EXERCISE: Below are some records; retype all of them exactly.

----------------

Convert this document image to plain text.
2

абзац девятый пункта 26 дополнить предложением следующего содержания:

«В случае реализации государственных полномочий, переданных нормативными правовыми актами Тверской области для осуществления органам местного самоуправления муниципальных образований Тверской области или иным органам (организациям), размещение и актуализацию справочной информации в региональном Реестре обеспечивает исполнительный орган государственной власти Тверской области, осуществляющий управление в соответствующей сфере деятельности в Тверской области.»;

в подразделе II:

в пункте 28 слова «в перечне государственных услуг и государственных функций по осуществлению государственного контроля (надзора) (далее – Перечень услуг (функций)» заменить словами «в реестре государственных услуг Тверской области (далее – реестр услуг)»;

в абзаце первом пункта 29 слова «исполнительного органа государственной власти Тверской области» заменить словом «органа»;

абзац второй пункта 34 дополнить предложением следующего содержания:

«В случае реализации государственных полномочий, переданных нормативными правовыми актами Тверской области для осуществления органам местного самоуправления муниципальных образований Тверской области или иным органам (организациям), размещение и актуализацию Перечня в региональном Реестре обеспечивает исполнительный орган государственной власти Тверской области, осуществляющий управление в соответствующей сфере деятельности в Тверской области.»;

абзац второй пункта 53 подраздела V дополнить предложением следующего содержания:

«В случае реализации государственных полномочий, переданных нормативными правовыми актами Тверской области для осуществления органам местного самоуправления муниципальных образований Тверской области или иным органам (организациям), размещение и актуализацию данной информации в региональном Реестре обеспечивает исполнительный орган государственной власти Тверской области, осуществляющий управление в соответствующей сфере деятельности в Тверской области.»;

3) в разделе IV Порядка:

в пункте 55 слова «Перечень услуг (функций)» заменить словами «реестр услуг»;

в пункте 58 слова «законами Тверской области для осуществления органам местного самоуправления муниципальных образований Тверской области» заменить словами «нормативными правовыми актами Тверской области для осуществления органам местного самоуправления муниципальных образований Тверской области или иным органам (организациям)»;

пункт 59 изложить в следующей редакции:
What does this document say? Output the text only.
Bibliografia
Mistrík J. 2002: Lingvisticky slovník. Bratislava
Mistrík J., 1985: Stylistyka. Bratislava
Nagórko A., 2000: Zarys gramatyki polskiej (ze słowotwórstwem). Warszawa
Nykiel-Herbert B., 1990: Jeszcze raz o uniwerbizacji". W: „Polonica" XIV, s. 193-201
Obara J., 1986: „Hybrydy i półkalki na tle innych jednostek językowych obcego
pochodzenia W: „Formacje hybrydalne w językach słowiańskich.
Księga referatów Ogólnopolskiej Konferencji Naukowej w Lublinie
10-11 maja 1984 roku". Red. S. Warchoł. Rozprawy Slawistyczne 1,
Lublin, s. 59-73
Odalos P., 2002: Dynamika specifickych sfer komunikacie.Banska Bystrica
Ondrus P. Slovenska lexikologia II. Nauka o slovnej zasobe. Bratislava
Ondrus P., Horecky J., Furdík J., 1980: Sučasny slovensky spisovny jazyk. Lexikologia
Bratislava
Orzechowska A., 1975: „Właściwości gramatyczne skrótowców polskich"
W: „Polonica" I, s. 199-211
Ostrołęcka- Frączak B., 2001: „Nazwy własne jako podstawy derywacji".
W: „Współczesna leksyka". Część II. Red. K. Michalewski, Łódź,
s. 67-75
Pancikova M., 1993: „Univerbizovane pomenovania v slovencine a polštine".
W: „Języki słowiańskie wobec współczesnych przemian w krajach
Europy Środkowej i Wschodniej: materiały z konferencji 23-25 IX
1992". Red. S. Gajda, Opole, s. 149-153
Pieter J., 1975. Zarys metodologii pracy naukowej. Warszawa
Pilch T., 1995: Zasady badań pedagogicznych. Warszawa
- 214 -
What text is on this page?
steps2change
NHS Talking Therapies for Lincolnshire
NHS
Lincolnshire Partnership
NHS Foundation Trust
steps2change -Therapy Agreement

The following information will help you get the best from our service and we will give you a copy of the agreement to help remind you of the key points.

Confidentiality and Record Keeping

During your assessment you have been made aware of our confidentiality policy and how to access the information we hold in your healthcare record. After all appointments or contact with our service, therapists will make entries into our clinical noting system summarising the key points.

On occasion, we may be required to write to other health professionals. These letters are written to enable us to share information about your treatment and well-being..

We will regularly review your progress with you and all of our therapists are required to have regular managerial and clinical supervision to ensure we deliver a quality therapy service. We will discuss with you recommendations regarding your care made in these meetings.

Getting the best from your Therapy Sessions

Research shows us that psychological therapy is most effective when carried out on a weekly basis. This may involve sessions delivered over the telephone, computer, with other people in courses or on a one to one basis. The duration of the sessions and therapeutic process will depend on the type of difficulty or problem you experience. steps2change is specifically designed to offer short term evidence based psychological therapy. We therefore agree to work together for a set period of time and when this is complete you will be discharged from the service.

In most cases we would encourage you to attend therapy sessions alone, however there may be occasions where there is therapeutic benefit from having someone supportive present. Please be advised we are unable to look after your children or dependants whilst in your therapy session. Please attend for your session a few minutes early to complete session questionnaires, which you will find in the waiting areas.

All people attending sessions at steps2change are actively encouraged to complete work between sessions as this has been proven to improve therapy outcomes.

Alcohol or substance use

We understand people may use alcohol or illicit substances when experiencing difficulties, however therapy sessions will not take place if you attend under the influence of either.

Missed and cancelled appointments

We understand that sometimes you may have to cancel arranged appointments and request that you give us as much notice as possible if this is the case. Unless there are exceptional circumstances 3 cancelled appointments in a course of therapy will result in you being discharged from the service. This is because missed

----------------

COMPLETED EXERCISE:
Convert this document image to plain text.
2

абзац девятый пункта 26 дополнить предложением следующего содержания:

«В случае реализации государственных полномочий, переданных нормативными правовыми актами Тверской области для осуществления органам местного самоуправления муниципальных образований Тверской области или иным органам (организациям), размещение и актуализацию справочной информации в региональном Реестре обеспечивает исполнительный орган государственной власти Тверской области, осуществляющий управление в соответствующей сфере деятельности в Тверской области.»;

в подразделе II:

в пункте 28 слова «в перечне государственных услуг и государственных функций по осуществлению государственного контроля (надзора) (далее – Перечень услуг (функций)» заменить словами «в реестре государственных услуг Тверской области (далее – реестр услуг)»;

в абзаце первом пункта 29 слова «исполнительного органа государственной власти Тверской области» заменить словом «органа»;

абзац второй пункта 34 дополнить предложением следующего содержания:

«В случае реализации государственных полномочий, переданных нормативными правовыми актами Тверской области для осуществления органам местного самоуправления муниципальных образований Тверской области или иным органам (организациям), размещение и актуализацию Перечня в региональном Реестре обеспечивает исполнительный орган государственной власти Тверской области, осуществляющий управление в соответствующей сфере деятельности в Тверской области.»;

абзац второй пункта 53 подраздела V дополнить предложением следующего содержания:

«В случае реализации государственных полномочий, переданных нормативными правовыми актами Тверской области для осуществления органам местного самоуправления муниципальных образований Тверской области или иным органам (организациям), размещение и актуализацию данной информации в региональном Реестре обеспечивает исполнительный орган государственной власти Тверской области, осуществляющий управление в соответствующей сфере деятельности в Тверской области.»;

3) в разделе IV Порядка:

в пункте 55 слова «Перечень услуг (функций)» заменить словами «реестр услуг»;

в пункте 58 слова «законами Тверской области для осуществления органам местного самоуправления муниципальных образований Тверской области» заменить словами «нормативными правовыми актами Тверской области для осуществления органам местного самоуправления муниципальных образований Тверской области или иным органам (организациям)»;

пункт 59 изложить в следующей редакции:
What does this document say? Output the text only.
Bibliografia
Mistrík J. 2002: Lingvisticky slovník. Bratislava
Mistrík J., 1985: Stylistyka. Bratislava
Nagórko A., 2000: Zarys gramatyki polskiej (ze słowotwórstwem). Warszawa
Nykiel-Herbert B., 1990: Jeszcze raz o uniwerbizacji". W: „Polonica" XIV, s. 193-201
Obara J., 1986: „Hybrydy i półkalki na tle innych jednostek językowych obcego
pochodzenia W: „Formacje hybrydalne w językach słowiańskich.
Księga referatów Ogólnopolskiej Konferencji Naukowej w Lublinie
10-11 maja 1984 roku". Red. S. Warchoł. Rozprawy Slawistyczne 1,
Lublin, s. 59-73
Odalos P., 2002: Dynamika specifickych sfer komunikacie.Banska Bystrica
Ondrus P. Slovenska lexikologia II. Nauka o slovnej zasobe. Bratislava
Ondrus P., Horecky J., Furdík J., 1980: Sučasny slovensky spisovny jazyk. Lexikologia
Bratislava
Orzechowska A., 1975: „Właściwości gramatyczne skrótowców polskich"
W: „Polonica" I, s. 199-211
Ostrołęcka- Frączak B., 2001: „Nazwy własne jako podstawy derywacji".
W: „Współczesna leksyka". Część II. Red. K. Michalewski, Łódź,
s. 67-75
Pancikova M., 1993: „Univerbizovane pomenovania v slovencine a polštine".
W: „Języki słowiańskie wobec współczesnych przemian w krajach
Europy Środkowej i Wschodniej: materiały z konferencji 23-25 IX
1992". Red. S. Gajda, Opole, s. 149-153
Pieter J., 1975. Zarys metodologii pracy naukowej. Warszawa
Pilch T., 1995: Zasady badań pedagogicznych. Warszawa
- 214 -
What text is on this page?
steps2change
NHS Talking Therapies for Lincolnshire
NHS
Lincolnshire Partnership
NHS Foundation Trust
steps2change -Therapy Agreement

The following information will help you get the best from our service and we will give you a copy of the agreement to help remind you of the key points.

Confidentiality and Record Keeping

During your assessment you have been made aware of our confidentiality policy and how to access the information we hold in your healthcare record. After all appointments or contact with our service, therapists will make entries into our clinical noting system summarising the key points.

On occasion, we may be required to write to other health professionals. These letters are written to enable us to share information about your treatment and well-being..

We will regularly review your progress with you and all of our therapists are required to have regular managerial and clinical supervision to ensure we deliver a quality therapy service. We will discuss with you recommendations regarding your care made in these meetings.

Getting the best from your Therapy Sessions

Research shows us that psychological therapy is most effective when carried out on a weekly basis. This may involve sessions delivered over the telephone, computer, with other people in courses or on a one to one basis. The duration of the sessions and therapeutic process will depend on the type of difficulty or problem you experience. steps2change is specifically designed to offer short term evidence based psychological therapy. We therefore agree to work together for a set period of time and when this is complete you will be discharged from the service.

In most cases we would encourage you to attend therapy sessions alone, however there may be occasions where there is therapeutic benefit from having someone supportive present. Please be advised we are unable to look after your children or dependants whilst in your therapy session. Please attend for your session a few minutes early to complete session questionnaires, which you will find in the waiting areas.

All people attending sessions at steps2change are actively encouraged to complete work between sessions as this has been proven to improve therapy outcomes.

Alcohol or substance use

We understand people may use alcohol or illicit substances when experiencing difficulties, however therapy sessions will not take place if you attend under the influence of either.

Missed and cancelled appointments

We understand that sometimes you may have to cancel arranged appointments and request that you give us as much notice as possible if this is the case. Unless there are exceptional circumstances 3 cancelled appointments in a course of therapy will result in you being discharged from the service. This is because missed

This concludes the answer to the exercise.